Requirements. Write the material out again exactly.
### Material
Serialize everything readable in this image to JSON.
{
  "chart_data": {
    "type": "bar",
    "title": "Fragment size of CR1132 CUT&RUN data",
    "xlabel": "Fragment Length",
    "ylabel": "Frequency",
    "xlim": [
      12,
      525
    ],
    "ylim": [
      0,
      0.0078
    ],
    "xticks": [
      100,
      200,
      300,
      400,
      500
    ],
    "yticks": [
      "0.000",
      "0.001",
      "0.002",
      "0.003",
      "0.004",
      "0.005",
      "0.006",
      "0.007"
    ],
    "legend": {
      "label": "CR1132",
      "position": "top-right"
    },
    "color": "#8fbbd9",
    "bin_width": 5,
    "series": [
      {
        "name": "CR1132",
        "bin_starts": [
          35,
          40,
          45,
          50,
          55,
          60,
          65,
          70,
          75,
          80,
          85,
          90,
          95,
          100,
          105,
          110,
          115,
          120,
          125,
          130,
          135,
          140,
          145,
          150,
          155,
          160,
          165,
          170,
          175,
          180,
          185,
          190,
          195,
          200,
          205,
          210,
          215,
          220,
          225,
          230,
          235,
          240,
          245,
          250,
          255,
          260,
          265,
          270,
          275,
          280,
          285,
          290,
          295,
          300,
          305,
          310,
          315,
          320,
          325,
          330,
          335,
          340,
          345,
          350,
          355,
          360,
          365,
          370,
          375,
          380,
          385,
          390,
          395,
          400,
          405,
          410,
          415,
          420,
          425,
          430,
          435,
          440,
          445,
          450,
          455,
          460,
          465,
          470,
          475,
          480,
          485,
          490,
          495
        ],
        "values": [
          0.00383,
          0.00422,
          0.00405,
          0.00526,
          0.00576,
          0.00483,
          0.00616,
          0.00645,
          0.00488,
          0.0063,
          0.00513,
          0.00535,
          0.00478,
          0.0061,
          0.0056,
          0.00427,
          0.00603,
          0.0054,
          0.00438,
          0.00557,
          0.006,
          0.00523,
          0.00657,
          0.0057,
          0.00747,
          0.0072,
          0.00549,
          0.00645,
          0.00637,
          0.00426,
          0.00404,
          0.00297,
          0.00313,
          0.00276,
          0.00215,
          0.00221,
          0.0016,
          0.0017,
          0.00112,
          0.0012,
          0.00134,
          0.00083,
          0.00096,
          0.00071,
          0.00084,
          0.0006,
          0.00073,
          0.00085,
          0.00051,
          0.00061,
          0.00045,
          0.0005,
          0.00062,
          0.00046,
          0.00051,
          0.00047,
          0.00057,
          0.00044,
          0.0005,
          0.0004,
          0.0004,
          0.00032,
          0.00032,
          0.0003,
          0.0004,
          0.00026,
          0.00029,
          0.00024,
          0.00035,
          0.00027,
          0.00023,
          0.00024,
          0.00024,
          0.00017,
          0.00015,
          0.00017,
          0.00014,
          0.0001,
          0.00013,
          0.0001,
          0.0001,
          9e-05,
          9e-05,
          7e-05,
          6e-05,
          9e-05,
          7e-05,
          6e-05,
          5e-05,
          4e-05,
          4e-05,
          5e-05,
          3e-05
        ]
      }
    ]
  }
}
######
Full output.
Serialize everything readable in this image to JSON.
{
  "chart_data": {
    "type": "bar",
    "title": "Fragment size of CR1132 CUT&RUN data",
    "xlabel": "Fragment Length",
    "ylabel": "Frequency",
    "xlim": [
      12,
      525
    ],
    "ylim": [
      0,
      0.0078
    ],
    "xticks": [
      100,
      200,
      300,
      400,
      500
    ],
    "yticks": [
      "0.000",
      "0.001",
      "0.002",
      "0.003",
      "0.004",
      "0.005",
      "0.006",
      "0.007"
    ],
    "legend": {
      "label": "CR1132",
      "position": "top-right"
    },
    "color": "#8fbbd9",
    "bin_width": 5,
    "series": [
      {
        "name": "CR1132",
        "bin_starts": [
          35,
          40,
          45,
          50,
          55,
          60,
          65,
          70,
          75,
          80,
          85,
          90,
          95,
          100,
          105,
          110,
          115,
          120,
          125,
          130,
          135,
          140,
          145,
          150,
          155,
          160,
          165,
          170,
          175,
          180,
          185,
          190,
          195,
          200,
          205,
          210,
          215,
          220,
          225,
          230,
          235,
          240,
          245,
          250,
          255,
          260,
          265,
          270,
          275,
          280,
          285,
          290,
          295,
          300,
          305,
          310,
          315,
          320,
          325,
          330,
          335,
          340,
          345,
          350,
          355,
          360,
          365,
          370,
          375,
          380,
          385,
          390,
          395,
          400,
          405,
          410,
          415,
          420,
          425,
          430,
          435,
          440,
          445,
          450,
          455,
          460,
          465,
          470,
          475,
          480,
          485,
          490,
          495
        ],
        "values": [
          0.00383,
          0.00422,
          0.00405,
          0.00526,
          0.00576,
          0.00483,
          0.00616,
          0.00645,
          0.00488,
          0.0063,
          0.00513,
          0.00535,
          0.00478,
          0.0061,
          0.0056,
          0.00427,
          0.00603,
          0.0054,
          0.00438,
          0.00557,
          0.006,
          0.00523,
          0.00657,
          0.0057,
          0.00747,
          0.0072,
          0.00549,
          0.00645,
          0.00637,
          0.00426,
          0.00404,
          0.00297,
          0.00313,
          0.00276,
          0.00215,
          0.00221,
          0.0016,
          0.0017,
          0.00112,
          0.0012,
          0.00134,
          0.00083,
          0.00096,
          0.00071,
          0.00084,
          0.0006,
          0.00073,
          0.00085,
          0.00051,
          0.00061,
          0.00045,
          0.0005,
          0.00062,
          0.00046,
          0.00051,
          0.00047,
          0.00057,
          0.00044,
          0.0005,
          0.0004,
          0.0004,
          0.00032,
          0.00032,
          0.0003,
          0.0004,
          0.00026,
          0.00029,
          0.00024,
          0.00035,
          0.00027,
          0.00023,
          0.00024,
          0.00024,
          0.00017,
          0.00015,
          0.00017,
          0.00014,
          0.0001,
          0.00013,
          0.0001,
          0.0001,
          9e-05,
          9e-05,
          7e-05,
          6e-05,
          9e-05,
          7e-05,
          6e-05,
          5e-05,
          4e-05,
          4e-05,
          5e-05,
          3e-05
        ]
      }
    ]
  }
}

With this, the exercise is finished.